GOAL: Reproduce the full listing below unchanged, apart from the pictures.

------------------------------------------------------------------------

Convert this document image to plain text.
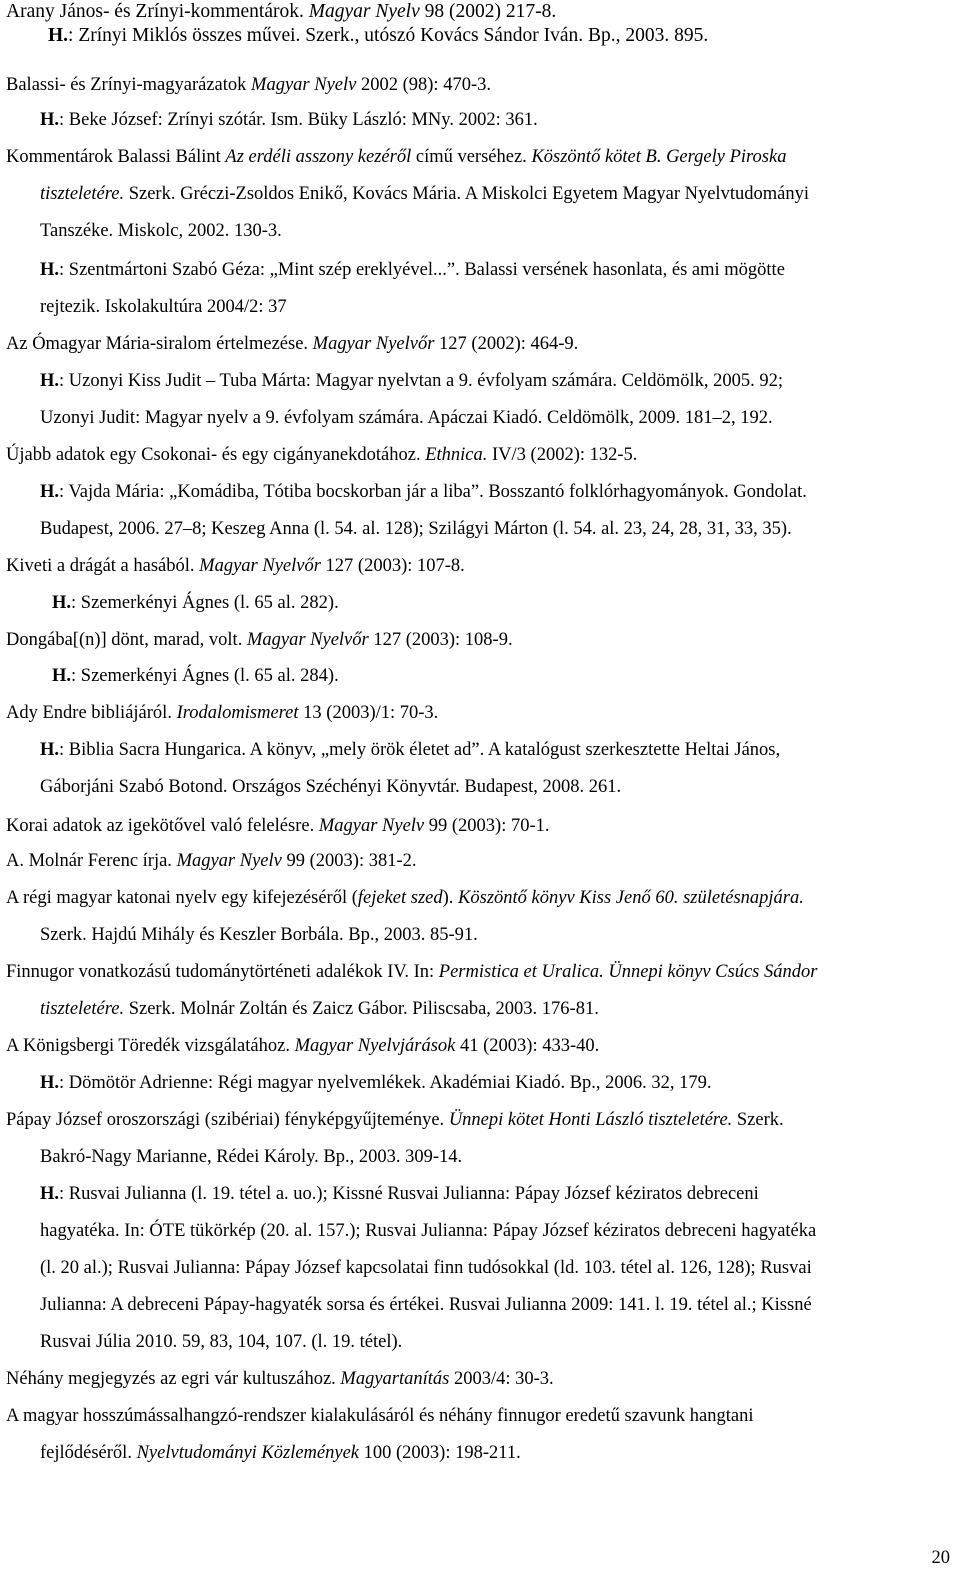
Arany János- és Zrínyi-kommentárok. Magyar Nyelv 98 (2002) 217-8.
H.: Zrínyi Miklós összes művei. Szerk., utószó Kovács Sándor Iván. Bp., 2003. 895.
Balassi- és Zrínyi-magyarázatok Magyar Nyelv 2002 (98): 470-3.
H.: Beke József: Zrínyi szótár. Ism. Büky László: MNy. 2002: 361.
Kommentárok Balassi Bálint Az erdéli asszony kezéről című verséhez. Köszöntő kötet B. Gergely Piroska
tiszteletére. Szerk. Gréczi-Zsoldos Enikő, Kovács Mária. A Miskolci Egyetem Magyar Nyelvtudományi
Tanszéke. Miskolc, 2002. 130-3.
H.: Szentmártoni Szabó Géza: „Mint szép ereklyével...”. Balassi versének hasonlata, és ami mögötte
rejtezik. Iskolakultúra 2004/2: 37
Az Ómagyar Mária-siralom értelmezése. Magyar Nyelvőr 127 (2002): 464-9.
H.: Uzonyi Kiss Judit – Tuba Márta: Magyar nyelvtan a 9. évfolyam számára. Celdömölk, 2005. 92;
Uzonyi Judit: Magyar nyelv a 9. évfolyam számára. Apáczai Kiadó. Celdömölk, 2009. 181–2, 192.
Újabb adatok egy Csokonai- és egy cigányanekdotához. Ethnica. IV/3 (2002): 132-5.
H.: Vajda Mária: „Komádiba, Tótiba bocskorban jár a liba”. Bosszantó folklórhagyományok. Gondolat.
Budapest, 2006. 27–8; Keszeg Anna (l. 54. al. 128); Szilágyi Márton (l. 54. al. 23, 24, 28, 31, 33, 35).
Kiveti a drágát a hasából. Magyar Nyelvőr 127 (2003): 107-8.
H.: Szemerkényi Ágnes (l. 65 al. 282).
Dongába[(n)] dönt, marad, volt. Magyar Nyelvőr 127 (2003): 108-9.
H.: Szemerkényi Ágnes (l. 65 al. 284).
Ady Endre bibliájáról. Irodalomismeret 13 (2003)/1: 70-3.
H.: Biblia Sacra Hungarica. A könyv, „mely örök életet ad”. A katalógust szerkesztette Heltai János,
Gáborjáni Szabó Botond. Országos Széchényi Könyvtár. Budapest, 2008. 261.
Korai adatok az igekötővel való felelésre. Magyar Nyelv 99 (2003): 70-1.
A. Molnár Ferenc írja. Magyar Nyelv 99 (2003): 381-2.
A régi magyar katonai nyelv egy kifejezéséről (fejeket szed). Köszöntő könyv Kiss Jenő 60. születésnapjára.
Szerk. Hajdú Mihály és Keszler Borbála. Bp., 2003. 85-91.
Finnugor vonatkozású tudománytörténeti adalékok IV. In: Permistica et Uralica. Ünnepi könyv Csúcs Sándor
tiszteletére. Szerk. Molnár Zoltán és Zaicz Gábor. Piliscsaba, 2003. 176-81.
A Königsbergi Töredék vizsgálatához. Magyar Nyelvjárások 41 (2003): 433-40.
H.: Dömötör Adrienne: Régi magyar nyelvemlékek. Akadémiai Kiadó. Bp., 2006. 32, 179.
Pápay József oroszországi (szibériai) fényképgyűjteménye. Ünnepi kötet Honti László tiszteletére. Szerk.
Bakró-Nagy Marianne, Rédei Károly. Bp., 2003. 309-14.
H.: Rusvai Julianna (l. 19. tétel a. uo.); Kissné Rusvai Julianna: Pápay József kéziratos debreceni
hagyatéka. In: ÓTE tükörkép (20. al. 157.); Rusvai Julianna: Pápay József kéziratos debreceni hagyatéka
(l. 20 al.); Rusvai Julianna: Pápay József kapcsolatai finn tudósokkal (ld. 103. tétel al. 126, 128); Rusvai
Julianna: A debreceni Pápay-hagyaték sorsa és értékei. Rusvai Julianna 2009: 141. l. 19. tétel al.; Kissné
Rusvai Júlia 2010. 59, 83, 104, 107. (l. 19. tétel).
Néhány megjegyzés az egri vár kultuszához. Magyartanítás 2003/4: 30-3.
A magyar hosszúmássalhangzó-rendszer kialakulásáról és néhány finnugor eredetű szavunk hangtani
fejlődéséről. Nyelvtudományi Közlemények 100 (2003): 198-211.
20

------------------------------------------------------------------------

COMPLETED EXERCISE:
Convert this document image to plain text.
Arany János- és Zrínyi-kommentárok. Magyar Nyelv 98 (2002) 217-8.
H.: Zrínyi Miklós összes művei. Szerk., utószó Kovács Sándor Iván. Bp., 2003. 895.
Balassi- és Zrínyi-magyarázatok Magyar Nyelv 2002 (98): 470-3.
H.: Beke József: Zrínyi szótár. Ism. Büky László: MNy. 2002: 361.
Kommentárok Balassi Bálint Az erdéli asszony kezéről című verséhez. Köszöntő kötet B. Gergely Piroska
tiszteletére. Szerk. Gréczi-Zsoldos Enikő, Kovács Mária. A Miskolci Egyetem Magyar Nyelvtudományi
Tanszéke. Miskolc, 2002. 130-3.
H.: Szentmártoni Szabó Géza: „Mint szép ereklyével...”. Balassi versének hasonlata, és ami mögötte
rejtezik. Iskolakultúra 2004/2: 37
Az Ómagyar Mária-siralom értelmezése. Magyar Nyelvőr 127 (2002): 464-9.
H.: Uzonyi Kiss Judit – Tuba Márta: Magyar nyelvtan a 9. évfolyam számára. Celdömölk, 2005. 92;
Uzonyi Judit: Magyar nyelv a 9. évfolyam számára. Apáczai Kiadó. Celdömölk, 2009. 181–2, 192.
Újabb adatok egy Csokonai- és egy cigányanekdotához. Ethnica. IV/3 (2002): 132-5.
H.: Vajda Mária: „Komádiba, Tótiba bocskorban jár a liba”. Bosszantó folklórhagyományok. Gondolat.
Budapest, 2006. 27–8; Keszeg Anna (l. 54. al. 128); Szilágyi Márton (l. 54. al. 23, 24, 28, 31, 33, 35).
Kiveti a drágát a hasából. Magyar Nyelvőr 127 (2003): 107-8.
H.: Szemerkényi Ágnes (l. 65 al. 282).
Dongába[(n)] dönt, marad, volt. Magyar Nyelvőr 127 (2003): 108-9.
H.: Szemerkényi Ágnes (l. 65 al. 284).
Ady Endre bibliájáról. Irodalomismeret 13 (2003)/1: 70-3.
H.: Biblia Sacra Hungarica. A könyv, „mely örök életet ad”. A katalógust szerkesztette Heltai János,
Gáborjáni Szabó Botond. Országos Széchényi Könyvtár. Budapest, 2008. 261.
Korai adatok az igekötővel való felelésre. Magyar Nyelv 99 (2003): 70-1.
A. Molnár Ferenc írja. Magyar Nyelv 99 (2003): 381-2.
A régi magyar katonai nyelv egy kifejezéséről (fejeket szed). Köszöntő könyv Kiss Jenő 60. születésnapjára.
Szerk. Hajdú Mihály és Keszler Borbála. Bp., 2003. 85-91.
Finnugor vonatkozású tudománytörténeti adalékok IV. In: Permistica et Uralica. Ünnepi könyv Csúcs Sándor
tiszteletére. Szerk. Molnár Zoltán és Zaicz Gábor. Piliscsaba, 2003. 176-81.
A Königsbergi Töredék vizsgálatához. Magyar Nyelvjárások 41 (2003): 433-40.
H.: Dömötör Adrienne: Régi magyar nyelvemlékek. Akadémiai Kiadó. Bp., 2006. 32, 179.
Pápay József oroszországi (szibériai) fényképgyűjteménye. Ünnepi kötet Honti László tiszteletére. Szerk.
Bakró-Nagy Marianne, Rédei Károly. Bp., 2003. 309-14.
H.: Rusvai Julianna (l. 19. tétel a. uo.); Kissné Rusvai Julianna: Pápay József kéziratos debreceni
hagyatéka. In: ÓTE tükörkép (20. al. 157.); Rusvai Julianna: Pápay József kéziratos debreceni hagyatéka
(l. 20 al.); Rusvai Julianna: Pápay József kapcsolatai finn tudósokkal (ld. 103. tétel al. 126, 128); Rusvai
Julianna: A debreceni Pápay-hagyaték sorsa és értékei. Rusvai Julianna 2009: 141. l. 19. tétel al.; Kissné
Rusvai Júlia 2010. 59, 83, 104, 107. (l. 19. tétel).
Néhány megjegyzés az egri vár kultuszához. Magyartanítás 2003/4: 30-3.
A magyar hosszúmássalhangzó-rendszer kialakulásáról és néhány finnugor eredetű szavunk hangtani
fejlődéséről. Nyelvtudományi Közlemények 100 (2003): 198-211.
20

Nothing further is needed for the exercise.